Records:

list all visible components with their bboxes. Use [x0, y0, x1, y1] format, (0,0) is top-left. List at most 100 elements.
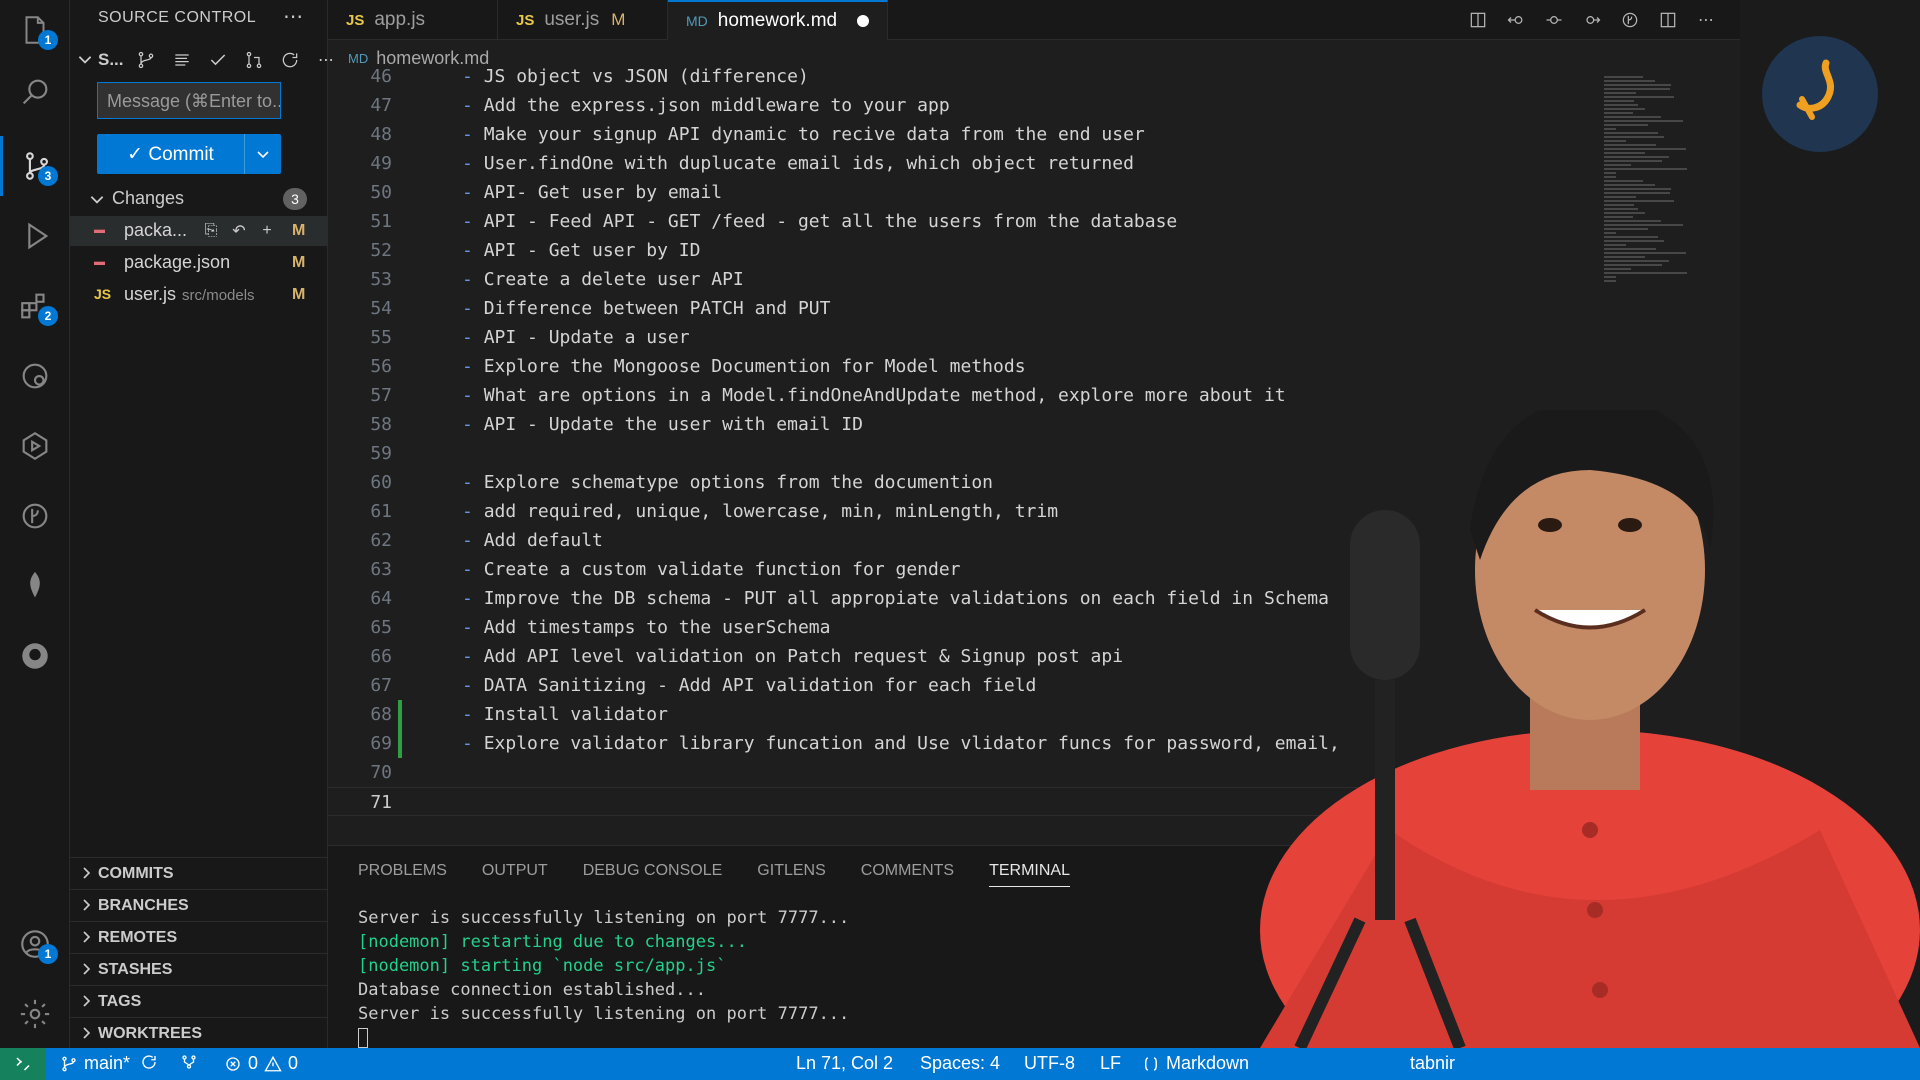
- list-bullet: -: [462, 327, 484, 348]
- minimap-line: [1604, 248, 1656, 250]
- code-line[interactable]: 48 - Make your signup API dynamic to reci…: [328, 120, 1740, 149]
- minimap-line: [1604, 156, 1670, 158]
- remote-explorer-icon[interactable]: [0, 346, 70, 406]
- editor-more-icon[interactable]: ⋯: [1692, 6, 1720, 34]
- minimap-line: [1604, 100, 1634, 102]
- tab-modified-indicator: M: [611, 10, 626, 29]
- indentation[interactable]: Spaces: 4: [920, 1053, 1000, 1074]
- git-added-gutter-marker[interactable]: [398, 729, 402, 758]
- section-remotes[interactable]: REMOTES: [70, 921, 328, 951]
- explorer-icon[interactable]: 1: [0, 0, 70, 60]
- section-commits[interactable]: COMMITS: [70, 857, 328, 887]
- settings-gear-icon[interactable]: [0, 984, 70, 1044]
- minimap-line: [1604, 172, 1616, 174]
- list-bullet: -: [462, 66, 484, 87]
- section-worktrees[interactable]: WORKTREES: [70, 1017, 328, 1047]
- tab-user-js[interactable]: JS user.js M: [498, 0, 668, 40]
- code-line[interactable]: 46 - JS object vs JSON (difference): [328, 66, 1740, 91]
- refresh-icon[interactable]: [276, 48, 304, 72]
- sync-icon[interactable]: [140, 1053, 158, 1071]
- code-line[interactable]: 54 - Difference between PATCH and PUT: [328, 294, 1740, 323]
- changes-header[interactable]: Changes 3: [70, 186, 328, 212]
- code-line[interactable]: 56 - Explore the Mongoose Documention for…: [328, 352, 1740, 381]
- changes-count-badge: 3: [283, 188, 307, 210]
- language-mode[interactable]: Markdown: [1142, 1053, 1249, 1074]
- next-change-icon[interactable]: [1578, 6, 1606, 34]
- section-stashes[interactable]: STASHES: [70, 953, 328, 983]
- code-line[interactable]: 50 - API- Get user by email: [328, 178, 1740, 207]
- panel-tab-gitlens[interactable]: GITLENS: [757, 862, 825, 887]
- list-bullet: -: [462, 269, 484, 290]
- code-line[interactable]: 55 - API - Update a user: [328, 323, 1740, 352]
- mongodb-leaf-icon[interactable]: [0, 556, 70, 616]
- panel-tab-problems[interactable]: PROBLEMS: [358, 862, 447, 887]
- open-file-icon[interactable]: ⎘: [200, 220, 222, 242]
- open-changes-icon[interactable]: [1502, 6, 1530, 34]
- code-text: - Add API level validation on Patch requ…: [462, 642, 1123, 671]
- problems-status[interactable]: 0 0: [224, 1053, 298, 1074]
- tab-homework-md[interactable]: MD homework.md: [668, 0, 888, 40]
- git-added-gutter-marker[interactable]: [398, 700, 402, 729]
- changed-file-row[interactable]: JS user.js src/models M: [70, 280, 328, 310]
- split-editor-icon[interactable]: [1654, 6, 1682, 34]
- cursor-position[interactable]: Ln 71, Col 2: [796, 1053, 893, 1074]
- section-branches[interactable]: BRANCHES: [70, 889, 328, 919]
- list-bullet: -: [462, 559, 484, 580]
- section-label: REMOTES: [98, 929, 178, 946]
- discard-changes-icon[interactable]: ↶: [228, 220, 250, 242]
- terminal-output[interactable]: Server is successfully listening on port…: [358, 906, 849, 1050]
- code-line[interactable]: 51 - API - Feed API - GET /feed - get all…: [328, 207, 1740, 236]
- github-icon[interactable]: [0, 626, 70, 686]
- panel-tab-output[interactable]: OUTPUT: [482, 862, 548, 887]
- tab-app-js[interactable]: JS app.js: [328, 0, 498, 40]
- gitlens-icon[interactable]: [0, 486, 70, 546]
- stage-changes-icon[interactable]: +: [256, 220, 278, 242]
- code-line[interactable]: 47 - Add the express.json middleware to y…: [328, 91, 1740, 120]
- commit-button[interactable]: ✓ Commit: [97, 134, 281, 174]
- previous-change-icon[interactable]: [1540, 6, 1568, 34]
- commit-message-input[interactable]: Message (⌘Enter to...: [97, 82, 281, 119]
- changed-file-row[interactable]: ▬ packa... ⎘ ↶ + M: [70, 216, 328, 246]
- gitlens-inspect-icon[interactable]: [1616, 6, 1644, 34]
- minimap-line: [1604, 264, 1662, 266]
- minimap-line: [1604, 116, 1661, 118]
- section-label: WORKTREES: [98, 1025, 202, 1042]
- encoding[interactable]: UTF-8: [1024, 1053, 1075, 1074]
- npm-icon: ▬: [94, 224, 105, 236]
- pull-request-icon[interactable]: [240, 48, 268, 72]
- code-text: - API - Get user by ID: [462, 236, 700, 265]
- branch-status[interactable]: main*: [60, 1053, 130, 1074]
- more-actions-icon[interactable]: ⋯: [283, 4, 303, 29]
- scm-repo-row[interactable]: S... ⋯: [70, 46, 334, 74]
- changed-file-row[interactable]: ▬ package.json M: [70, 248, 328, 278]
- git-graph-icon[interactable]: [180, 1053, 198, 1071]
- unsaved-dot-icon[interactable]: [857, 15, 870, 27]
- code-line[interactable]: 57 - What are options in a Model.findOneA…: [328, 381, 1740, 410]
- commit-check-icon[interactable]: [204, 48, 232, 72]
- tabnine-status[interactable]: tabnir: [1410, 1053, 1455, 1074]
- remote-indicator-icon[interactable]: [0, 1048, 46, 1080]
- branch-icon[interactable]: [132, 48, 160, 72]
- code-text: - API - Update a user: [462, 323, 690, 352]
- section-label: BRANCHES: [98, 897, 189, 914]
- panel-tab-terminal[interactable]: TERMINAL: [989, 862, 1070, 887]
- open-preview-icon[interactable]: [1464, 6, 1492, 34]
- code-line[interactable]: 52 - API - Get user by ID: [328, 236, 1740, 265]
- section-tags[interactable]: TAGS: [70, 985, 328, 1015]
- commit-dropdown-chevron-icon[interactable]: [245, 134, 281, 174]
- accounts-icon[interactable]: 1: [0, 914, 70, 974]
- code-line[interactable]: 49 - User.findOne with duplucate email id…: [328, 149, 1740, 178]
- run-debug-icon[interactable]: [0, 206, 70, 266]
- source-control-icon[interactable]: 3: [0, 136, 70, 196]
- line-text: Add default: [483, 530, 603, 551]
- view-as-list-icon[interactable]: [168, 48, 196, 72]
- search-icon[interactable]: [0, 62, 70, 122]
- testing-icon[interactable]: [0, 416, 70, 476]
- panel-tab-comments[interactable]: COMMENTS: [861, 862, 954, 887]
- end-of-line[interactable]: LF: [1100, 1053, 1121, 1074]
- minimap[interactable]: [1604, 76, 1694, 282]
- code-line[interactable]: 53 - Create a delete user API: [328, 265, 1740, 294]
- extensions-icon[interactable]: 2: [0, 276, 70, 336]
- panel-tab-debug-console[interactable]: DEBUG CONSOLE: [583, 862, 723, 887]
- commit-button-label[interactable]: ✓ Commit: [97, 134, 245, 174]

▶ What to work on
Rewrite all the records with every "code-line" replaced by "editor-line", keeping everything else the same. Omit the pictures.

▶ Exercise response
list all visible components with their bboxes. Use [x0, y0, x1, y1] format, (0,0) is top-left. List at most 100 elements.
- list-bullet: -: [462, 327, 484, 348]
- minimap-line: [1604, 248, 1656, 250]
- editor-line[interactable]: 48 - Make your signup API dynamic to reci…: [328, 120, 1740, 149]
- minimap-line: [1604, 156, 1670, 158]
- remote-explorer-icon[interactable]: [0, 346, 70, 406]
- editor-more-icon[interactable]: ⋯: [1692, 6, 1720, 34]
- minimap-line: [1604, 100, 1634, 102]
- tab-modified-indicator: M: [611, 10, 626, 29]
- indentation[interactable]: Spaces: 4: [920, 1053, 1000, 1074]
- git-added-gutter-marker[interactable]: [398, 729, 402, 758]
- section-remotes[interactable]: REMOTES: [70, 921, 328, 951]
- explorer-icon[interactable]: 1: [0, 0, 70, 60]
- section-commits[interactable]: COMMITS: [70, 857, 328, 887]
- settings-gear-icon[interactable]: [0, 984, 70, 1044]
- minimap-line: [1604, 172, 1616, 174]
- list-bullet: -: [462, 66, 484, 87]
- section-worktrees[interactable]: WORKTREES: [70, 1017, 328, 1047]
- tab-user-js[interactable]: JS user.js M: [498, 0, 668, 40]
- editor-line[interactable]: 46 - JS object vs JSON (difference): [328, 66, 1740, 91]
- refresh-icon[interactable]: [276, 48, 304, 72]
- sync-icon[interactable]: [140, 1053, 158, 1071]
- editor-line[interactable]: 54 - Difference between PATCH and PUT: [328, 294, 1740, 323]
- changes-header[interactable]: Changes 3: [70, 186, 328, 212]
- editor-line[interactable]: 56 - Explore the Mongoose Documention for…: [328, 352, 1740, 381]
- changes-count-badge: 3: [283, 188, 307, 210]
- language-mode[interactable]: Markdown: [1142, 1053, 1249, 1074]
- next-change-icon[interactable]: [1578, 6, 1606, 34]
- section-stashes[interactable]: STASHES: [70, 953, 328, 983]
- editor-line[interactable]: 50 - API- Get user by email: [328, 178, 1740, 207]
- panel-tab-gitlens[interactable]: GITLENS: [757, 862, 825, 887]
- list-bullet: -: [462, 269, 484, 290]
- editor-line[interactable]: 55 - API - Update a user: [328, 323, 1740, 352]
- mongodb-leaf-icon[interactable]: [0, 556, 70, 616]
- panel-tab-problems[interactable]: PROBLEMS: [358, 862, 447, 887]
- open-file-icon[interactable]: ⎘: [200, 220, 222, 242]
- open-changes-icon[interactable]: [1502, 6, 1530, 34]
- code-text: - Add API level validation on Patch requ…: [462, 642, 1123, 671]
- problems-status[interactable]: 0 0: [224, 1053, 298, 1074]
- tab-homework-md[interactable]: MD homework.md: [668, 0, 888, 40]
- git-added-gutter-marker[interactable]: [398, 700, 402, 729]
- changed-file-row[interactable]: JS user.js src/models M: [70, 280, 328, 310]
- split-editor-icon[interactable]: [1654, 6, 1682, 34]
- cursor-position[interactable]: Ln 71, Col 2: [796, 1053, 893, 1074]
- section-branches[interactable]: BRANCHES: [70, 889, 328, 919]
- list-bullet: -: [462, 559, 484, 580]
- section-label: REMOTES: [98, 929, 178, 946]
- discard-changes-icon[interactable]: ↶: [228, 220, 250, 242]
- terminal-output[interactable]: Server is successfully listening on port…: [358, 906, 849, 1050]
- editor-line[interactable]: 51 - API - Feed API - GET /feed - get all…: [328, 207, 1740, 236]
- github-icon[interactable]: [0, 626, 70, 686]
- panel-tab-output[interactable]: OUTPUT: [482, 862, 548, 887]
- tab-app-js[interactable]: JS app.js: [328, 0, 498, 40]
- gitlens-icon[interactable]: [0, 486, 70, 546]
- stage-changes-icon[interactable]: +: [256, 220, 278, 242]
- editor-line[interactable]: 47 - Add the express.json middleware to y…: [328, 91, 1740, 120]
- commit-button[interactable]: ✓ Commit: [97, 134, 281, 174]
- previous-change-icon[interactable]: [1540, 6, 1568, 34]
- commit-message-input[interactable]: Message (⌘Enter to...: [97, 82, 281, 119]
- changed-file-row[interactable]: ▬ packa... ⎘ ↶ + M: [70, 216, 328, 246]
- gitlens-inspect-icon[interactable]: [1616, 6, 1644, 34]
- minimap-line: [1604, 264, 1662, 266]
- minimap-line: [1604, 116, 1661, 118]
- section-label: WORKTREES: [98, 1025, 202, 1042]
- encoding[interactable]: UTF-8: [1024, 1053, 1075, 1074]
- npm-icon: ▬: [94, 224, 105, 236]
- pull-request-icon[interactable]: [240, 48, 268, 72]
- code-text: - API - Get user by ID: [462, 236, 700, 265]
- branch-status[interactable]: main*: [60, 1053, 130, 1074]
- more-actions-icon[interactable]: ⋯: [283, 4, 303, 29]
- scm-repo-row[interactable]: S... ⋯: [70, 46, 334, 74]
- changed-file-row[interactable]: ▬ package.json M: [70, 248, 328, 278]
- git-graph-icon[interactable]: [180, 1053, 198, 1071]
- unsaved-dot-icon[interactable]: [857, 15, 870, 27]
- editor-line[interactable]: 57 - What are options in a Model.findOneA…: [328, 381, 1740, 410]
- commit-check-icon[interactable]: [204, 48, 232, 72]
- tabnine-status[interactable]: tabnir: [1410, 1053, 1455, 1074]
- remote-indicator-icon[interactable]: [0, 1048, 46, 1080]
- branch-icon[interactable]: [132, 48, 160, 72]
- code-text: - API - Update a user: [462, 323, 690, 352]
- section-label: BRANCHES: [98, 897, 189, 914]
- panel-tab-terminal[interactable]: TERMINAL: [989, 862, 1070, 887]
- open-preview-icon[interactable]: [1464, 6, 1492, 34]
- editor-line[interactable]: 52 - API - Get user by ID: [328, 236, 1740, 265]
- section-tags[interactable]: TAGS: [70, 985, 328, 1015]
- commit-dropdown-chevron-icon[interactable]: [245, 134, 281, 174]
- accounts-icon[interactable]: 1: [0, 914, 70, 974]
- editor-line[interactable]: 49 - User.findOne with duplucate email id…: [328, 149, 1740, 178]
- run-debug-icon[interactable]: [0, 206, 70, 266]
- source-control-icon[interactable]: 3: [0, 136, 70, 196]
- line-text: Add default: [483, 530, 603, 551]
- view-as-list-icon[interactable]: [168, 48, 196, 72]
- search-icon[interactable]: [0, 62, 70, 122]
- testing-icon[interactable]: [0, 416, 70, 476]
- panel-tab-comments[interactable]: COMMENTS: [861, 862, 954, 887]
- end-of-line[interactable]: LF: [1100, 1053, 1121, 1074]
- minimap[interactable]: [1604, 76, 1694, 282]
- editor-line[interactable]: 53 - Create a delete user API: [328, 265, 1740, 294]
- extensions-icon[interactable]: 2: [0, 276, 70, 336]
- panel-tab-debug-console[interactable]: DEBUG CONSOLE: [583, 862, 723, 887]
- commit-button-label[interactable]: ✓ Commit: [97, 134, 245, 174]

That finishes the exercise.